TASK INPUTS |
____________________

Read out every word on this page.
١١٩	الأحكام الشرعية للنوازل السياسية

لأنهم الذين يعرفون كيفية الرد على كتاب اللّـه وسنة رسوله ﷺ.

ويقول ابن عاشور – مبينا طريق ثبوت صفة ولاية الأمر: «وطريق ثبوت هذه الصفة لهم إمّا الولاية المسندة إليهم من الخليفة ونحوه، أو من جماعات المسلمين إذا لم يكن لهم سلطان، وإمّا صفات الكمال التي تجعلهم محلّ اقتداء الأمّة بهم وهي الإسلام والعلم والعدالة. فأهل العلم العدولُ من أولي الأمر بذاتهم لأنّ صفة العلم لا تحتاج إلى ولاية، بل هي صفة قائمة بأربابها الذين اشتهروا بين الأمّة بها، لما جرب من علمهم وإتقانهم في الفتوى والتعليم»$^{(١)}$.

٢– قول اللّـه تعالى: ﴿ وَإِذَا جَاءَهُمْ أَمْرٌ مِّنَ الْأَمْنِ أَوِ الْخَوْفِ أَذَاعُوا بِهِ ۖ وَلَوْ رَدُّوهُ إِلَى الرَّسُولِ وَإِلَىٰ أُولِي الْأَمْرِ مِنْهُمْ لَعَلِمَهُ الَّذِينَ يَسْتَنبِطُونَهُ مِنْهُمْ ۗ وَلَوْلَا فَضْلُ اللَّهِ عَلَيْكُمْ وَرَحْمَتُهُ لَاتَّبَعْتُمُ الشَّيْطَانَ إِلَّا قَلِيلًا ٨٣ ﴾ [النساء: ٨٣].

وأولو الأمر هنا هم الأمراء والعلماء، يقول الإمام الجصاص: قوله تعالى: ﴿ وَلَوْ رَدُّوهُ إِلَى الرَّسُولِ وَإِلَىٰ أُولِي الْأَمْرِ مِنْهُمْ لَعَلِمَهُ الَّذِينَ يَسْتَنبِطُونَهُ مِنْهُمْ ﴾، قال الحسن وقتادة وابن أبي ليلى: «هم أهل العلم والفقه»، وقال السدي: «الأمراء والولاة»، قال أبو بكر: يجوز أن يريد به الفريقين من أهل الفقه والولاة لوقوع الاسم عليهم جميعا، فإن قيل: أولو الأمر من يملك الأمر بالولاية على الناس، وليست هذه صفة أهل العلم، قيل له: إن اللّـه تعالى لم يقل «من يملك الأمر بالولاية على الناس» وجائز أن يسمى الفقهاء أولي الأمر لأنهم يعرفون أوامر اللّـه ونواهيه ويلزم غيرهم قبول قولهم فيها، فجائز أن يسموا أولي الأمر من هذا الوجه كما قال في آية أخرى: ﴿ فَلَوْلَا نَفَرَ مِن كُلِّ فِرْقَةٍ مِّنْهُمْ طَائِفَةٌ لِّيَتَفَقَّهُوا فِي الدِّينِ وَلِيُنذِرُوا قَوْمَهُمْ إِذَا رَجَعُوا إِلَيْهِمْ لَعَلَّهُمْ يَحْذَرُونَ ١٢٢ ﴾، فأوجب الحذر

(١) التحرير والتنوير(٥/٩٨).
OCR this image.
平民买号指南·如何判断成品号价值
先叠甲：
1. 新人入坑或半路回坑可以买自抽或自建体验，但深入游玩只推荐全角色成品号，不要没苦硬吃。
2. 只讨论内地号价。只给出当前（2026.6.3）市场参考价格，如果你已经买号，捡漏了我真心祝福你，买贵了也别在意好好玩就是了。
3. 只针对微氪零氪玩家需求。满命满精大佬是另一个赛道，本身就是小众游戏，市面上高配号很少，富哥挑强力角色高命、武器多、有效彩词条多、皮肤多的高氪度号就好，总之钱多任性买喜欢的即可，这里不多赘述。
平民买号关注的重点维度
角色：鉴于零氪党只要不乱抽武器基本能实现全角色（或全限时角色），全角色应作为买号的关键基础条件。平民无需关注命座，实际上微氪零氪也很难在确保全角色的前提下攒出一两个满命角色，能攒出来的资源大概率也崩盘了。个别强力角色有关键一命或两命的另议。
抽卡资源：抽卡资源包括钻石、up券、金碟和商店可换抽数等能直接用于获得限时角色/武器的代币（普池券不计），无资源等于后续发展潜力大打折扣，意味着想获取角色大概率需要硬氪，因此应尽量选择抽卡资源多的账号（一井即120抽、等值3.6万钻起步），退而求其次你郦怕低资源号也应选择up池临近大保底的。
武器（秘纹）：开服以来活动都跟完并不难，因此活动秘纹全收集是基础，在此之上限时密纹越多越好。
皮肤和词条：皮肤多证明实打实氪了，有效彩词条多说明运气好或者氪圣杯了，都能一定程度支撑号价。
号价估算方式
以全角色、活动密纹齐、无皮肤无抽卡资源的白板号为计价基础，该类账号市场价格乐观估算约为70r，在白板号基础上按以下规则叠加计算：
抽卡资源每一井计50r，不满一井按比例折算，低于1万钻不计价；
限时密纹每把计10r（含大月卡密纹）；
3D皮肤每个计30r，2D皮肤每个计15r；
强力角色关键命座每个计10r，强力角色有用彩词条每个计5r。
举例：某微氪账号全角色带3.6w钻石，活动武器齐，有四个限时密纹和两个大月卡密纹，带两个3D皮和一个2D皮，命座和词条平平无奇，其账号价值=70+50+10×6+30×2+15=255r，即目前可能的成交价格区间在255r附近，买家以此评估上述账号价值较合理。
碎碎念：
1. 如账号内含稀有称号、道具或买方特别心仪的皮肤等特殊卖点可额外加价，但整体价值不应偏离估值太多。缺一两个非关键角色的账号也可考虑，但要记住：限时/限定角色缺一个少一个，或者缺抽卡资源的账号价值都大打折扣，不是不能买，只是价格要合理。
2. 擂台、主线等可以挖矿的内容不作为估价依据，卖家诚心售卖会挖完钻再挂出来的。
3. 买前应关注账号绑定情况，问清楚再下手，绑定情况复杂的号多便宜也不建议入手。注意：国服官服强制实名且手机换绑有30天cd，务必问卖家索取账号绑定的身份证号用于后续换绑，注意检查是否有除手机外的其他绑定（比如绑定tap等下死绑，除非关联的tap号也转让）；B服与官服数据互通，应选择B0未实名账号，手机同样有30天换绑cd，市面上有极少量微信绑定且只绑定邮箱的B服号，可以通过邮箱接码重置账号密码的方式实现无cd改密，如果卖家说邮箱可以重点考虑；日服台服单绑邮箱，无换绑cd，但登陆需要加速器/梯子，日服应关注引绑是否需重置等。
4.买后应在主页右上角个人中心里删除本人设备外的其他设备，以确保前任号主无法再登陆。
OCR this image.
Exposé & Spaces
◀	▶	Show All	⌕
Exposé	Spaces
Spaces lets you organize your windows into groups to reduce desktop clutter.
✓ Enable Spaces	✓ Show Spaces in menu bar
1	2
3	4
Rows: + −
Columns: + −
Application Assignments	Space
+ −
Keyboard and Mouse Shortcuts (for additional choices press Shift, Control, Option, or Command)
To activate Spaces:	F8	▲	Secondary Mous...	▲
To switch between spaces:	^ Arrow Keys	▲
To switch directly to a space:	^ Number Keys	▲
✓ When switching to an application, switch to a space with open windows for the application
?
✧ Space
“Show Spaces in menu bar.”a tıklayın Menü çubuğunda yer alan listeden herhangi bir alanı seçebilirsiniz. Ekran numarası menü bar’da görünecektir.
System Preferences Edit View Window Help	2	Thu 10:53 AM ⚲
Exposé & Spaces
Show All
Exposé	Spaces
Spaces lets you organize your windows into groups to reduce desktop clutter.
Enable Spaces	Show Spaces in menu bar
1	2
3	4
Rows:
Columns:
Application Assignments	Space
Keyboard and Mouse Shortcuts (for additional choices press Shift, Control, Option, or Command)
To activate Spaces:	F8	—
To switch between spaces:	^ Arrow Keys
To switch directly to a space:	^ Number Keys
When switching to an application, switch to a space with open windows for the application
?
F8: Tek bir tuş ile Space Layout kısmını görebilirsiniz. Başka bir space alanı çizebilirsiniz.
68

____________________

Gather up, from the records above, each line where the word "with" appears.

✓ When switching to an application, switch to a space with open windows for the application
When switching to an application, switch to a space with open windows for the application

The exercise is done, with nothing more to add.